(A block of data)
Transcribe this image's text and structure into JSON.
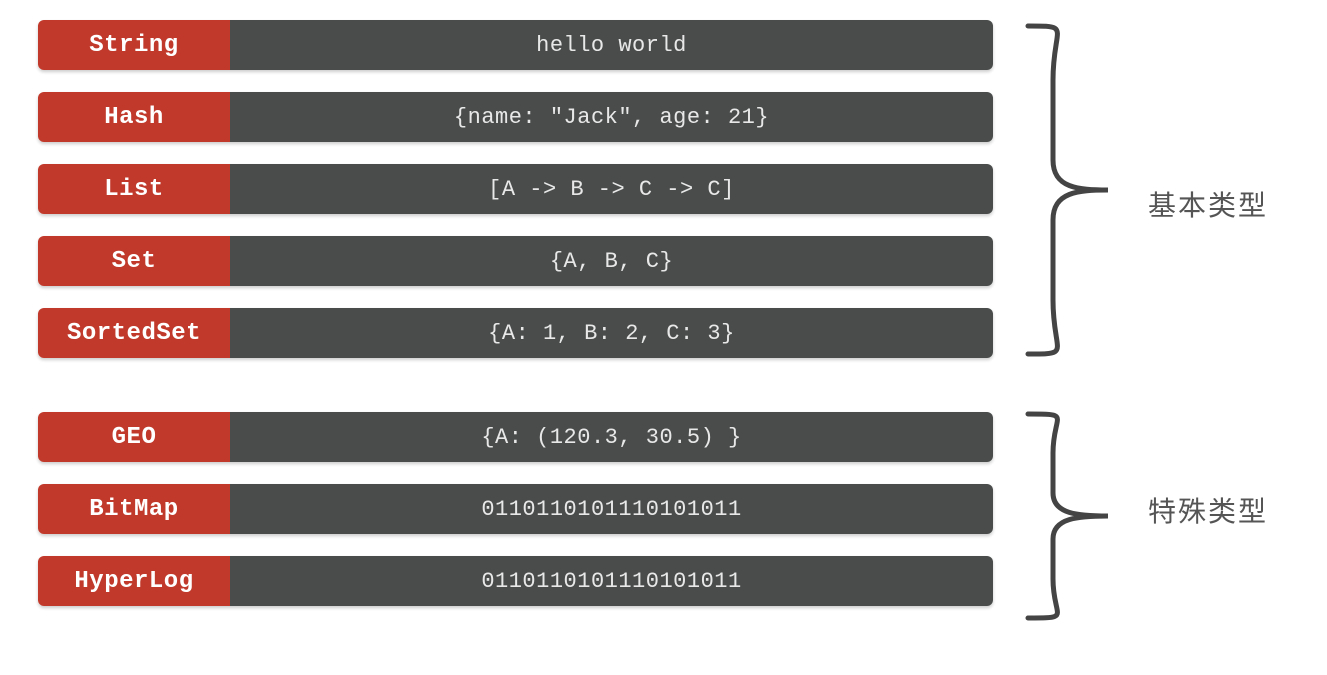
{
  "groups": {
    "basic_label": "基本类型",
    "special_label": "特殊类型"
  },
  "rows": [
    {
      "type": "String",
      "value": "hello world",
      "group": "basic"
    },
    {
      "type": "Hash",
      "value": "{name: \"Jack\", age: 21}",
      "group": "basic"
    },
    {
      "type": "List",
      "value": "[A -> B -> C -> C]",
      "group": "basic"
    },
    {
      "type": "Set",
      "value": "{A, B, C}",
      "group": "basic"
    },
    {
      "type": "SortedSet",
      "value": "{A: 1, B: 2, C: 3}",
      "group": "basic"
    },
    {
      "type": "GEO",
      "value": "{A: (120.3,  30.5) }",
      "group": "special"
    },
    {
      "type": "BitMap",
      "value": "0110110101110101011",
      "group": "special"
    },
    {
      "type": "HyperLog",
      "value": "0110110101110101011",
      "group": "special"
    }
  ]
}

WRITTEN REQUEST:
Quote the preceding listing precisely and completely, omitting its images.

SOLUTION BELOW:
Transcribe this image's text and structure into JSON.
{
  "groups": {
    "basic_label": "基本类型",
    "special_label": "特殊类型"
  },
  "rows": [
    {
      "type": "String",
      "value": "hello world",
      "group": "basic"
    },
    {
      "type": "Hash",
      "value": "{name: \"Jack\", age: 21}",
      "group": "basic"
    },
    {
      "type": "List",
      "value": "[A -> B -> C -> C]",
      "group": "basic"
    },
    {
      "type": "Set",
      "value": "{A, B, C}",
      "group": "basic"
    },
    {
      "type": "SortedSet",
      "value": "{A: 1, B: 2, C: 3}",
      "group": "basic"
    },
    {
      "type": "GEO",
      "value": "{A: (120.3,  30.5) }",
      "group": "special"
    },
    {
      "type": "BitMap",
      "value": "0110110101110101011",
      "group": "special"
    },
    {
      "type": "HyperLog",
      "value": "0110110101110101011",
      "group": "special"
    }
  ]
}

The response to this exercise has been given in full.